___ Data provided

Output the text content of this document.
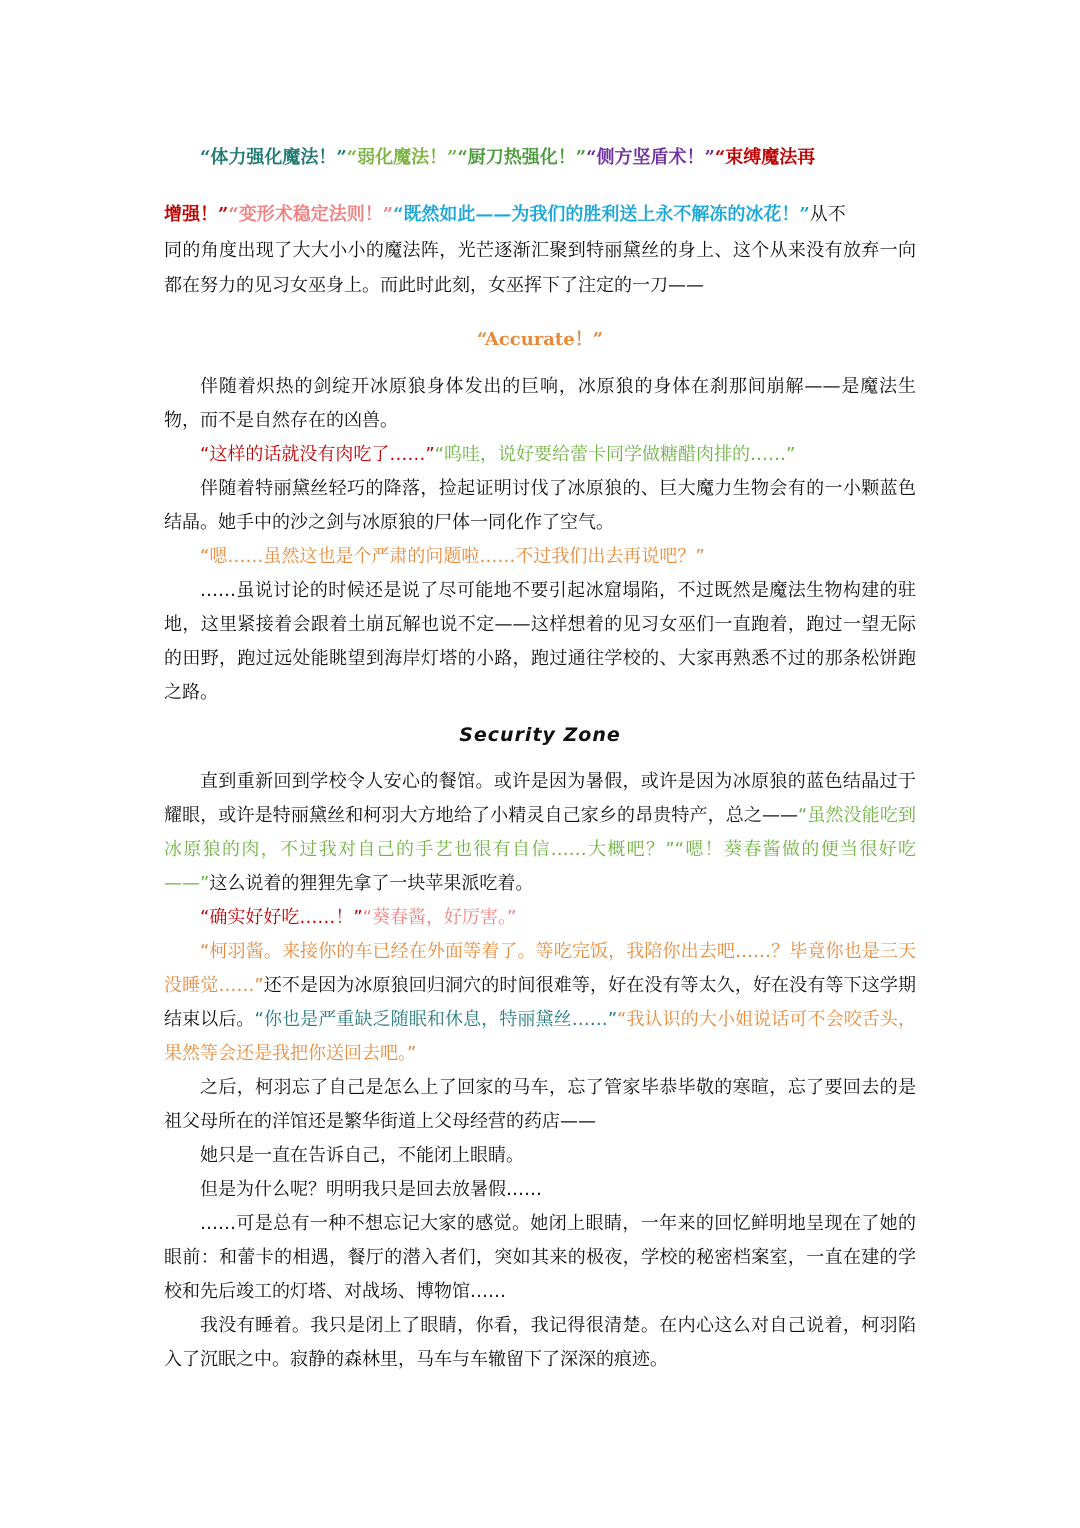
“体力强化魔法！”“弱化魔法！”“厨刀热强化！”“侧方坚盾术！”“束缚魔法再

增强！”“变形术稳定法则！”“既然如此——为我们的胜利送上永不解冻的冰花！”从不

同的角度出现了大大小小的魔法阵，光芒逐渐汇聚到特丽黛丝的身上、这个从来没有放弃一向都在努力的见习女巫身上。而此时此刻，女巫挥下了注定的一刀——

“Accurate！”

伴随着炽热的剑绽开冰原狼身体发出的巨响，冰原狼的身体在刹那间崩解——是魔法生物，而不是自然存在的凶兽。

“这样的话就没有肉吃了……”“呜哇，说好要给蕾卡同学做糖醋肉排的……”

伴随着特丽黛丝轻巧的降落，捡起证明讨伐了冰原狼的、巨大魔力生物会有的一小颗蓝色结晶。她手中的沙之剑与冰原狼的尸体一同化作了空气。

“嗯……虽然这也是个严肃的问题啦……不过我们出去再说吧？”

……虽说讨论的时候还是说了尽可能地不要引起冰窟塌陷，不过既然是魔法生物构建的驻地，这里紧接着会跟着土崩瓦解也说不定——这样想着的见习女巫们一直跑着，跑过一望无际的田野，跑过远处能眺望到海岸灯塔的小路，跑过通往学校的、大家再熟悉不过的那条松饼跑之路。

Security Zone

直到重新回到学校令人安心的餐馆。或许是因为暑假，或许是因为冰原狼的蓝色结晶过于耀眼，或许是特丽黛丝和柯羽大方地给了小精灵自己家乡的昂贵特产，总之——“虽然没能吃到冰原狼的肉，不过我对自己的手艺也很有自信……大概吧？”“嗯！葵春酱做的便当很好吃——”这么说着的狸狸先拿了一块苹果派吃着。

“确实好好吃……！”“葵春酱，好厉害。”

“柯羽酱。来接你的车已经在外面等着了。等吃完饭，我陪你出去吧……？毕竟你也是三天没睡觉……”还不是因为冰原狼回归洞穴的时间很难等，好在没有等太久，好在没有等下这学期结束以后。“你也是严重缺乏随眠和休息，特丽黛丝……”“我认识的大小姐说话可不会咬舌头，果然等会还是我把你送回去吧。”

之后，柯羽忘了自己是怎么上了回家的马车，忘了管家毕恭毕敬的寒暄，忘了要回去的是祖父母所在的洋馆还是繁华街道上父母经营的药店——

她只是一直在告诉自己，不能闭上眼睛。

但是为什么呢？明明我只是回去放暑假……

……可是总有一种不想忘记大家的感觉。她闭上眼睛，一年来的回忆鲜明地呈现在了她的眼前：和蕾卡的相遇，餐厅的潜入者们，突如其来的极夜，学校的秘密档案室，一直在建的学校和先后竣工的灯塔、对战场、博物馆……

我没有睡着。我只是闭上了眼睛，你看，我记得很清楚。在内心这么对自己说着，柯羽陷入了沉眠之中。寂静的森林里，马车与车辙留下了深深的痕迹。
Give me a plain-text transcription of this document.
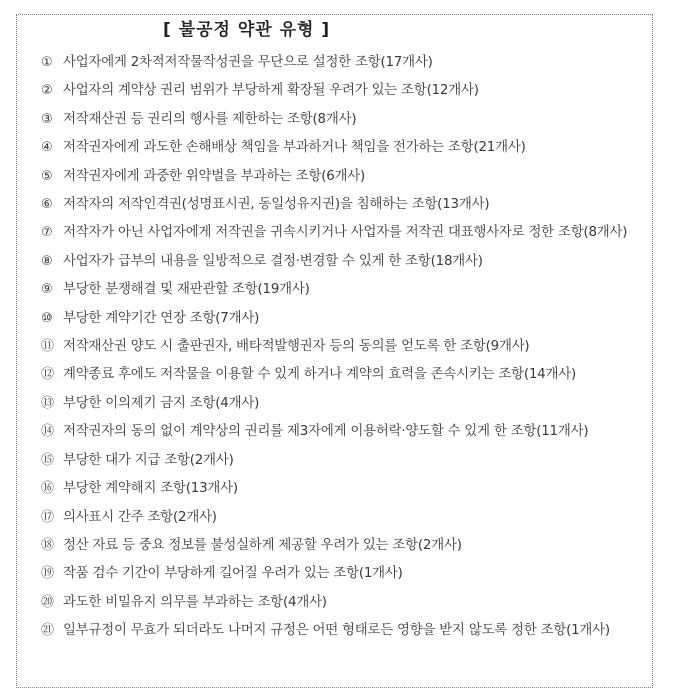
[ 불공정 약관 유형 ]
① 사업자에게 2차적저작물작성권을 무단으로 설정한 조항(17개사)
② 사업자의 계약상 권리 범위가 부당하게 확장될 우려가 있는 조항(12개사)
③ 저작재산권 등 권리의 행사를 제한하는 조항(8개사)
④ 저작권자에게 과도한 손해배상 책임을 부과하거나 책임을 전가하는 조항(21개사)
⑤ 저작권자에게 과중한 위약벌을 부과하는 조항(6개사)
⑥ 저작자의 저작인격권(성명표시권, 동일성유지권)을 침해하는 조항(13개사)
⑦ 저작자가 아닌 사업자에게 저작권을 귀속시키거나 사업자를 저작권 대표행사자로 정한 조항(8개사)
⑧ 사업자가 급부의 내용을 일방적으로 결정·변경할 수 있게 한 조항(18개사)
⑨ 부당한 분쟁해결 및 재판관할 조항(19개사)
⑩ 부당한 계약기간 연장 조항(7개사)
⑪ 저작재산권 양도 시 출판권자, 배타적발행권자 등의 동의를 얻도록 한 조항(9개사)
⑫ 계약종료 후에도 저작물을 이용할 수 있게 하거나 계약의 효력을 존속시키는 조항(14개사)
⑬ 부당한 이의제기 금지 조항(4개사)
⑭ 저작권자의 동의 없이 계약상의 권리를 제3자에게 이용허락·양도할 수 있게 한 조항(11개사)
⑮ 부당한 대가 지급 조항(2개사)
⑯ 부당한 계약해지 조항(13개사)
⑰ 의사표시 간주 조항(2개사)
⑱ 정산 자료 등 중요 정보를 불성실하게 제공할 우려가 있는 조항(2개사)
⑲ 작품 검수 기간이 부당하게 길어질 우려가 있는 조항(1개사)
⑳ 과도한 비밀유지 의무를 부과하는 조항(4개사)
㉑ 일부규정이 무효가 되더라도 나머지 규정은 어떤 형태로든 영향을 받지 않도록 정한 조항(1개사)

______

# Stated exercise
Return all lines with the word "document" in them.

# Solved problem
Output the text content of this document.
Give me a plain-text transcription of this document.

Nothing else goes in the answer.